↓↓↓

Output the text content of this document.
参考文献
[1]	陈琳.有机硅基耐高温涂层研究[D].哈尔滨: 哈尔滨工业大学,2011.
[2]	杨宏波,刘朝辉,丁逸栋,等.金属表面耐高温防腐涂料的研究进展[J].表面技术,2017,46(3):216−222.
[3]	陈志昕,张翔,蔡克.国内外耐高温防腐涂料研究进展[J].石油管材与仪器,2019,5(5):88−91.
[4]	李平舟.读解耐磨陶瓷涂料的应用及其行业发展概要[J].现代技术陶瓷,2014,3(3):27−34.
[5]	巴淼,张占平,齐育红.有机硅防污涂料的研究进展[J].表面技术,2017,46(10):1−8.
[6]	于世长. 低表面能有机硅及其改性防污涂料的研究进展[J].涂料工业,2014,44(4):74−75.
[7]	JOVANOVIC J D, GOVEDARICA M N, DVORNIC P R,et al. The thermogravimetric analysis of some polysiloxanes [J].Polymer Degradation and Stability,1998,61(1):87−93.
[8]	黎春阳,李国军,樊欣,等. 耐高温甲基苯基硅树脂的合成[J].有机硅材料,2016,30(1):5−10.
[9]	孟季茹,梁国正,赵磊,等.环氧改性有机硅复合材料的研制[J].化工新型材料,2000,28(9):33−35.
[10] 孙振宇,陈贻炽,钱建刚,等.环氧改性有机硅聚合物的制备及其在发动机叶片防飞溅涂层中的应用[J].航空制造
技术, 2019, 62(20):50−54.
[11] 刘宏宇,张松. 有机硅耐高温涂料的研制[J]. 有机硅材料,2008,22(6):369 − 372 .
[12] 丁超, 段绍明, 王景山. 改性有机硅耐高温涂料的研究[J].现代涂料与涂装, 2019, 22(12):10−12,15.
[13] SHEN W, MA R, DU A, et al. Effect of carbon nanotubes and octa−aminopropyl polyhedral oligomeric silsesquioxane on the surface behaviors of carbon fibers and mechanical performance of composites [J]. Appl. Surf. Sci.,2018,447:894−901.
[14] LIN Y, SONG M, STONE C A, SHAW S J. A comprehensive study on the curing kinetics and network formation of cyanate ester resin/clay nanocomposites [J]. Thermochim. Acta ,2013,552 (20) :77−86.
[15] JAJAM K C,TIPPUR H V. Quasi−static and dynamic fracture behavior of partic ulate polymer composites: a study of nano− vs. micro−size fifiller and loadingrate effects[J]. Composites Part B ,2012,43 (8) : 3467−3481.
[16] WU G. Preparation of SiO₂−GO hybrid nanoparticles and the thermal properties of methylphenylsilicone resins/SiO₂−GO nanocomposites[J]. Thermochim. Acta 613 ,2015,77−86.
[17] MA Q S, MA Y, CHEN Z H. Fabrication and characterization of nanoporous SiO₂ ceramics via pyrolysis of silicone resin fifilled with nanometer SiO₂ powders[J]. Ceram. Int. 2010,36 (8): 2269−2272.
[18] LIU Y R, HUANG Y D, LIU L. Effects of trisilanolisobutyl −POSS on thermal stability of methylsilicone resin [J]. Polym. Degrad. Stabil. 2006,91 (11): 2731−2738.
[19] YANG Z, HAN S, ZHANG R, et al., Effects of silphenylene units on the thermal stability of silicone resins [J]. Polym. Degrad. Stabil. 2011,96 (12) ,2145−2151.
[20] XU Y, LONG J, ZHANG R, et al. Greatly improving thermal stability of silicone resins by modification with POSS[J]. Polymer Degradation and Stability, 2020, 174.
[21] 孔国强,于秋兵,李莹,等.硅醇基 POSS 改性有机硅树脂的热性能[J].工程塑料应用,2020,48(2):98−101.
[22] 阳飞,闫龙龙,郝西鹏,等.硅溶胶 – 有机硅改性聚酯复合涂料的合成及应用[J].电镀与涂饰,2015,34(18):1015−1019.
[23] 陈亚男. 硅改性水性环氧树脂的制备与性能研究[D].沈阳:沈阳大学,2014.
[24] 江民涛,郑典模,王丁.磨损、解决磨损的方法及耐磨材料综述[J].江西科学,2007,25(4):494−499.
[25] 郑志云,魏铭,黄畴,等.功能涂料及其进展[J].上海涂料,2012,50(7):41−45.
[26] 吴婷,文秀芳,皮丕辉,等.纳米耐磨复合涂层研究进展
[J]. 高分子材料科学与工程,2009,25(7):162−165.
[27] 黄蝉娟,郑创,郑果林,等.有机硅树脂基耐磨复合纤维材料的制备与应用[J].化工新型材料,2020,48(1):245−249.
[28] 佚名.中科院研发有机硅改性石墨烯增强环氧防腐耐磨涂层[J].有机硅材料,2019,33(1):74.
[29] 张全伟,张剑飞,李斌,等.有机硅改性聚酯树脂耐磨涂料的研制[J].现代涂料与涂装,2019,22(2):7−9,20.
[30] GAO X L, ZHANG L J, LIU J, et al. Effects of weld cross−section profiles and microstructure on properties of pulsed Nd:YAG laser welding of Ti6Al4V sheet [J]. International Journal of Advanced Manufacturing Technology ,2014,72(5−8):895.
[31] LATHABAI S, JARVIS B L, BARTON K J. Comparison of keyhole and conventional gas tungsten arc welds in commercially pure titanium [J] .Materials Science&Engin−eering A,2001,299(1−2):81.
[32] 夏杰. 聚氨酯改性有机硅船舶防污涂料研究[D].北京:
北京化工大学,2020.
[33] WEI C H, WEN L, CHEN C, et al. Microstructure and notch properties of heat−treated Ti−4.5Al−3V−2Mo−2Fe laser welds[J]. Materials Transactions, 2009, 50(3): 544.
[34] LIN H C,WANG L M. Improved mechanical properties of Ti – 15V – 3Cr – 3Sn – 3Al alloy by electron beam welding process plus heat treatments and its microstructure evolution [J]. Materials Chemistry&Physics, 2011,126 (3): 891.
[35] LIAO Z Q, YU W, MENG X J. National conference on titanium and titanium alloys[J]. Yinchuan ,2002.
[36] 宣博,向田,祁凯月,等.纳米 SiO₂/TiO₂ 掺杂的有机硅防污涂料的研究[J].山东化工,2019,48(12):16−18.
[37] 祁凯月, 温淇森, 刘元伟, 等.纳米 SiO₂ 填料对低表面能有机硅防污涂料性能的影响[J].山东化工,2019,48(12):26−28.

↑↑↑

§ **The request**:
Look for the word "laser" and return every line where it occurs.

§ **Full solution**:
[30] GAO X L, ZHANG L J, LIU J, et al. Effects of weld cross−section profiles and microstructure on properties of pulsed Nd:YAG laser welding of Ti6Al4V sheet [J]. International Journal of Advanced Manufacturing Technology ,2014,72(5−8):895.
[33] WEI C H, WEN L, CHEN C, et al. Microstructure and notch properties of heat−treated Ti−4.5Al−3V−2Mo−2Fe laser welds[J]. Materials Transactions, 2009, 50(3): 544.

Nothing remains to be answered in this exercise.